**TASK DETAILS:**
Quote the records that follow in full, leaving the pictures out.

**RECORD SET:**
--

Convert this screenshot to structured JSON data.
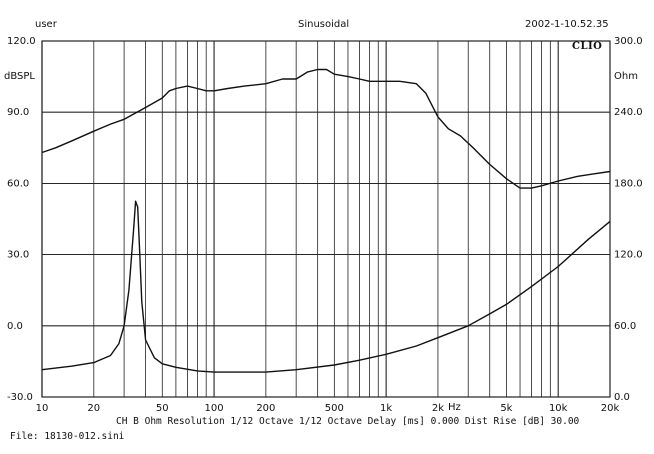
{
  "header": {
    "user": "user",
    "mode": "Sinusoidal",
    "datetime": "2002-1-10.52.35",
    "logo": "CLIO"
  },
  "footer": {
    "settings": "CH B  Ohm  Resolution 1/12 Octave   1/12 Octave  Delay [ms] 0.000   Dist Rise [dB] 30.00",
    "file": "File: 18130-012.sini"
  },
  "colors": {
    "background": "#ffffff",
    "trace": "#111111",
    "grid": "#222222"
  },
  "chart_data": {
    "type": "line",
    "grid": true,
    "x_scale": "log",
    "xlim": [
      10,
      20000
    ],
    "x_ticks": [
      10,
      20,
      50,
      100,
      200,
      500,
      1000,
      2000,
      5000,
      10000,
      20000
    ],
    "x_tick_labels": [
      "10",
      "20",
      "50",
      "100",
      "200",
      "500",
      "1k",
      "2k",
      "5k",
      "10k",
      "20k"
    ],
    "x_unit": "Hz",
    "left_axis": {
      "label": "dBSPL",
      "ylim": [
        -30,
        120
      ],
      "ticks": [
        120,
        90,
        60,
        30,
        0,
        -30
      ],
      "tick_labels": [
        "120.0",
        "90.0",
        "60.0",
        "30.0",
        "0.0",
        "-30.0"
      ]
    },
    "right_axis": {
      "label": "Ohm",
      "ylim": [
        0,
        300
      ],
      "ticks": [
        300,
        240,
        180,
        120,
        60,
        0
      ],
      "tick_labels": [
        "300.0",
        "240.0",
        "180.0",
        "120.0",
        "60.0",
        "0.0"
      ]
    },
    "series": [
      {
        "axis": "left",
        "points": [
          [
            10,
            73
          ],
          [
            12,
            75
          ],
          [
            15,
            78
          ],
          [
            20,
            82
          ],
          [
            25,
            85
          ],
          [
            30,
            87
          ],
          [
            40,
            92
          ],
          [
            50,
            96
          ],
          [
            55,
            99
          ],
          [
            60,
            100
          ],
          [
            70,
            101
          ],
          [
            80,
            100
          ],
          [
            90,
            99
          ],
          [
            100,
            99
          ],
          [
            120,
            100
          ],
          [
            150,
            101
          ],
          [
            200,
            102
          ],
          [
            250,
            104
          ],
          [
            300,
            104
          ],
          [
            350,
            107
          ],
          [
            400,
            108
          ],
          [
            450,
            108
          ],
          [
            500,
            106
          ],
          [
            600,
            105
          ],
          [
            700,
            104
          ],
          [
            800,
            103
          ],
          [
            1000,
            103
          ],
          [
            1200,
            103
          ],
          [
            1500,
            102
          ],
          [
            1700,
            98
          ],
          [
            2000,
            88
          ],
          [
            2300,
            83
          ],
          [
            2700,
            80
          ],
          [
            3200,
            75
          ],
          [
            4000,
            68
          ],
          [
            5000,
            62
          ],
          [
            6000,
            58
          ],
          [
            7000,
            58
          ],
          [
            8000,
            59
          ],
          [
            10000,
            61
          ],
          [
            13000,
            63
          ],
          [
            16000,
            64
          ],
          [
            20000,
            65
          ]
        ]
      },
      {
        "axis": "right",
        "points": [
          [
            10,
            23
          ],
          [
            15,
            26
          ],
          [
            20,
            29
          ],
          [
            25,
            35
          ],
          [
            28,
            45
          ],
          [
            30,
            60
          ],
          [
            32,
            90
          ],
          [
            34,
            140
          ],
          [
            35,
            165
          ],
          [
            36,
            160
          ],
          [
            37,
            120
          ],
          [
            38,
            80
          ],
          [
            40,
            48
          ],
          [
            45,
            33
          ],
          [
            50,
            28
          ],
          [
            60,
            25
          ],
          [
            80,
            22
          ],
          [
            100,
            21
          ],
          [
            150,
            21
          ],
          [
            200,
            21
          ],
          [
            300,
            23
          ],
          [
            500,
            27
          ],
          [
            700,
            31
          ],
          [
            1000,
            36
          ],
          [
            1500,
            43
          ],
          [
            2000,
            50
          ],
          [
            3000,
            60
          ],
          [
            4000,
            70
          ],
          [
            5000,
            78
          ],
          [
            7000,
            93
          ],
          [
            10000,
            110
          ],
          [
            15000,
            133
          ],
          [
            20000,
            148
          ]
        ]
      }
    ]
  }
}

--

**RESPONSE BELOW:**
Convert this screenshot to structured JSON data.
{
  "header": {
    "user": "user",
    "mode": "Sinusoidal",
    "datetime": "2002-1-10.52.35",
    "logo": "CLIO"
  },
  "footer": {
    "settings": "CH B  Ohm  Resolution 1/12 Octave   1/12 Octave  Delay [ms] 0.000   Dist Rise [dB] 30.00",
    "file": "File: 18130-012.sini"
  },
  "colors": {
    "background": "#ffffff",
    "trace": "#111111",
    "grid": "#222222"
  },
  "chart_data": {
    "type": "line",
    "grid": true,
    "x_scale": "log",
    "xlim": [
      10,
      20000
    ],
    "x_ticks": [
      10,
      20,
      50,
      100,
      200,
      500,
      1000,
      2000,
      5000,
      10000,
      20000
    ],
    "x_tick_labels": [
      "10",
      "20",
      "50",
      "100",
      "200",
      "500",
      "1k",
      "2k",
      "5k",
      "10k",
      "20k"
    ],
    "x_unit": "Hz",
    "left_axis": {
      "label": "dBSPL",
      "ylim": [
        -30,
        120
      ],
      "ticks": [
        120,
        90,
        60,
        30,
        0,
        -30
      ],
      "tick_labels": [
        "120.0",
        "90.0",
        "60.0",
        "30.0",
        "0.0",
        "-30.0"
      ]
    },
    "right_axis": {
      "label": "Ohm",
      "ylim": [
        0,
        300
      ],
      "ticks": [
        300,
        240,
        180,
        120,
        60,
        0
      ],
      "tick_labels": [
        "300.0",
        "240.0",
        "180.0",
        "120.0",
        "60.0",
        "0.0"
      ]
    },
    "series": [
      {
        "axis": "left",
        "points": [
          [
            10,
            73
          ],
          [
            12,
            75
          ],
          [
            15,
            78
          ],
          [
            20,
            82
          ],
          [
            25,
            85
          ],
          [
            30,
            87
          ],
          [
            40,
            92
          ],
          [
            50,
            96
          ],
          [
            55,
            99
          ],
          [
            60,
            100
          ],
          [
            70,
            101
          ],
          [
            80,
            100
          ],
          [
            90,
            99
          ],
          [
            100,
            99
          ],
          [
            120,
            100
          ],
          [
            150,
            101
          ],
          [
            200,
            102
          ],
          [
            250,
            104
          ],
          [
            300,
            104
          ],
          [
            350,
            107
          ],
          [
            400,
            108
          ],
          [
            450,
            108
          ],
          [
            500,
            106
          ],
          [
            600,
            105
          ],
          [
            700,
            104
          ],
          [
            800,
            103
          ],
          [
            1000,
            103
          ],
          [
            1200,
            103
          ],
          [
            1500,
            102
          ],
          [
            1700,
            98
          ],
          [
            2000,
            88
          ],
          [
            2300,
            83
          ],
          [
            2700,
            80
          ],
          [
            3200,
            75
          ],
          [
            4000,
            68
          ],
          [
            5000,
            62
          ],
          [
            6000,
            58
          ],
          [
            7000,
            58
          ],
          [
            8000,
            59
          ],
          [
            10000,
            61
          ],
          [
            13000,
            63
          ],
          [
            16000,
            64
          ],
          [
            20000,
            65
          ]
        ]
      },
      {
        "axis": "right",
        "points": [
          [
            10,
            23
          ],
          [
            15,
            26
          ],
          [
            20,
            29
          ],
          [
            25,
            35
          ],
          [
            28,
            45
          ],
          [
            30,
            60
          ],
          [
            32,
            90
          ],
          [
            34,
            140
          ],
          [
            35,
            165
          ],
          [
            36,
            160
          ],
          [
            37,
            120
          ],
          [
            38,
            80
          ],
          [
            40,
            48
          ],
          [
            45,
            33
          ],
          [
            50,
            28
          ],
          [
            60,
            25
          ],
          [
            80,
            22
          ],
          [
            100,
            21
          ],
          [
            150,
            21
          ],
          [
            200,
            21
          ],
          [
            300,
            23
          ],
          [
            500,
            27
          ],
          [
            700,
            31
          ],
          [
            1000,
            36
          ],
          [
            1500,
            43
          ],
          [
            2000,
            50
          ],
          [
            3000,
            60
          ],
          [
            4000,
            70
          ],
          [
            5000,
            78
          ],
          [
            7000,
            93
          ],
          [
            10000,
            110
          ],
          [
            15000,
            133
          ],
          [
            20000,
            148
          ]
        ]
      }
    ]
  }
}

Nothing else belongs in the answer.